What you need to do: Reproduce the data below with every occurrence of "frame" replaced by "border", keeping everything else unchanged.

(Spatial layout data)
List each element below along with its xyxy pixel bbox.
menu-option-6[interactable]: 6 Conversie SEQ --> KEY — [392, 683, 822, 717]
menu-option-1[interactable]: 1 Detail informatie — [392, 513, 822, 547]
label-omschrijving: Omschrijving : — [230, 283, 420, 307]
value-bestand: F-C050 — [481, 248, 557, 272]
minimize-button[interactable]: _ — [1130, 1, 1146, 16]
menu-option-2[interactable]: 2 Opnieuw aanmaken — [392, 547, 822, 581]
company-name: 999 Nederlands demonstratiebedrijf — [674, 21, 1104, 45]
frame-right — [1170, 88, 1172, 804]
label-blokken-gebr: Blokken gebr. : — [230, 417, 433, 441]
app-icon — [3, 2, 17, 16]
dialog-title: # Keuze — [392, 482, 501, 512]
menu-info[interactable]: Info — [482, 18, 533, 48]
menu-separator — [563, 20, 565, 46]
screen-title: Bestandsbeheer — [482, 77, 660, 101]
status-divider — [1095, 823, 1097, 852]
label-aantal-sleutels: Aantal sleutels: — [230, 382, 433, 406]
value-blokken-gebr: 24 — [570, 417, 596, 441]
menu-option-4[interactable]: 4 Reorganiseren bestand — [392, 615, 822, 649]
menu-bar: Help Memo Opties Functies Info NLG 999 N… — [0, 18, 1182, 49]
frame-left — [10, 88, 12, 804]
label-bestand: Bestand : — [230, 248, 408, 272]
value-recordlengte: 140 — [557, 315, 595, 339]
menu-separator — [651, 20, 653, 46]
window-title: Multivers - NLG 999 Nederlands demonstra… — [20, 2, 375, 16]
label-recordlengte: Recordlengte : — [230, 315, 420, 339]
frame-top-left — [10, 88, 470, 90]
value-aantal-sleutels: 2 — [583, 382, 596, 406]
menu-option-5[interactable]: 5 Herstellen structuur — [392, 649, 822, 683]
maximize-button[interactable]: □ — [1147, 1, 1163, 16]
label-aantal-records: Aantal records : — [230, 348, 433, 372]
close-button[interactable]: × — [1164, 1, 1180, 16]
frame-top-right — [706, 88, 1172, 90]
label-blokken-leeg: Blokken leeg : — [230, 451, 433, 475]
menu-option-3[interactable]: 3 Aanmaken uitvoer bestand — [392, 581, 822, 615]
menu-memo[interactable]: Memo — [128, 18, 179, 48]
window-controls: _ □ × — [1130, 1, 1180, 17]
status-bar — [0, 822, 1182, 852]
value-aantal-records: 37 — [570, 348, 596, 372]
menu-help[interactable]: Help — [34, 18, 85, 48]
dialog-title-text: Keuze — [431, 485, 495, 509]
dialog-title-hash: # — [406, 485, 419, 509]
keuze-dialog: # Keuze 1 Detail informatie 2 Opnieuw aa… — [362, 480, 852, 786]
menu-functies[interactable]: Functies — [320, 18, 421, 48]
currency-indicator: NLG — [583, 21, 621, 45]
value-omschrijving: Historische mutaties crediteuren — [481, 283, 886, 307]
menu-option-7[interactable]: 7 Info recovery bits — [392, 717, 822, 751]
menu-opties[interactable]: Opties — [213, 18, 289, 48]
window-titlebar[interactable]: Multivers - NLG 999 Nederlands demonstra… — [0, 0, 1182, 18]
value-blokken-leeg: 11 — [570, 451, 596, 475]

Result of this exercise:
List each element below along with its xyxy pixel bbox.
menu-option-6[interactable]: 6 Conversie SEQ --> KEY — [392, 683, 822, 717]
menu-option-1[interactable]: 1 Detail informatie — [392, 513, 822, 547]
label-omschrijving: Omschrijving : — [230, 283, 420, 307]
value-bestand: F-C050 — [481, 248, 557, 272]
minimize-button[interactable]: _ — [1130, 1, 1146, 16]
menu-option-2[interactable]: 2 Opnieuw aanmaken — [392, 547, 822, 581]
company-name: 999 Nederlands demonstratiebedrijf — [674, 21, 1104, 45]
border-right — [1170, 88, 1172, 804]
label-blokken-gebr: Blokken gebr. : — [230, 417, 433, 441]
app-icon — [3, 2, 17, 16]
dialog-title: # Keuze — [392, 482, 501, 512]
menu-info[interactable]: Info — [482, 18, 533, 48]
menu-separator — [563, 20, 565, 46]
screen-title: Bestandsbeheer — [482, 77, 660, 101]
status-divider — [1095, 823, 1097, 852]
label-aantal-sleutels: Aantal sleutels: — [230, 382, 433, 406]
value-blokken-gebr: 24 — [570, 417, 596, 441]
menu-option-4[interactable]: 4 Reorganiseren bestand — [392, 615, 822, 649]
menu-bar: Help Memo Opties Functies Info NLG 999 N… — [0, 18, 1182, 49]
border-left — [10, 88, 12, 804]
label-bestand: Bestand : — [230, 248, 408, 272]
value-recordlengte: 140 — [557, 315, 595, 339]
menu-separator — [651, 20, 653, 46]
window-title: Multivers - NLG 999 Nederlands demonstra… — [20, 2, 375, 16]
label-recordlengte: Recordlengte : — [230, 315, 420, 339]
border-top-left — [10, 88, 470, 90]
value-aantal-sleutels: 2 — [583, 382, 596, 406]
menu-option-5[interactable]: 5 Herstellen structuur — [392, 649, 822, 683]
maximize-button[interactable]: □ — [1147, 1, 1163, 16]
label-aantal-records: Aantal records : — [230, 348, 433, 372]
close-button[interactable]: × — [1164, 1, 1180, 16]
border-top-right — [706, 88, 1172, 90]
label-blokken-leeg: Blokken leeg : — [230, 451, 433, 475]
menu-option-3[interactable]: 3 Aanmaken uitvoer bestand — [392, 581, 822, 615]
menu-memo[interactable]: Memo — [128, 18, 179, 48]
window-controls: _ □ × — [1130, 1, 1180, 17]
status-bar — [0, 822, 1182, 852]
value-aantal-records: 37 — [570, 348, 596, 372]
menu-help[interactable]: Help — [34, 18, 85, 48]
dialog-title-text: Keuze — [431, 485, 495, 509]
dialog-title-hash: # — [406, 485, 419, 509]
keuze-dialog: # Keuze 1 Detail informatie 2 Opnieuw aa… — [362, 480, 852, 786]
menu-functies[interactable]: Functies — [320, 18, 421, 48]
currency-indicator: NLG — [583, 21, 621, 45]
value-omschrijving: Historische mutaties crediteuren — [481, 283, 886, 307]
menu-option-7[interactable]: 7 Info recovery bits — [392, 717, 822, 751]
menu-opties[interactable]: Opties — [213, 18, 289, 48]
window-titlebar[interactable]: Multivers - NLG 999 Nederlands demonstra… — [0, 0, 1182, 18]
value-blokken-leeg: 11 — [570, 451, 596, 475]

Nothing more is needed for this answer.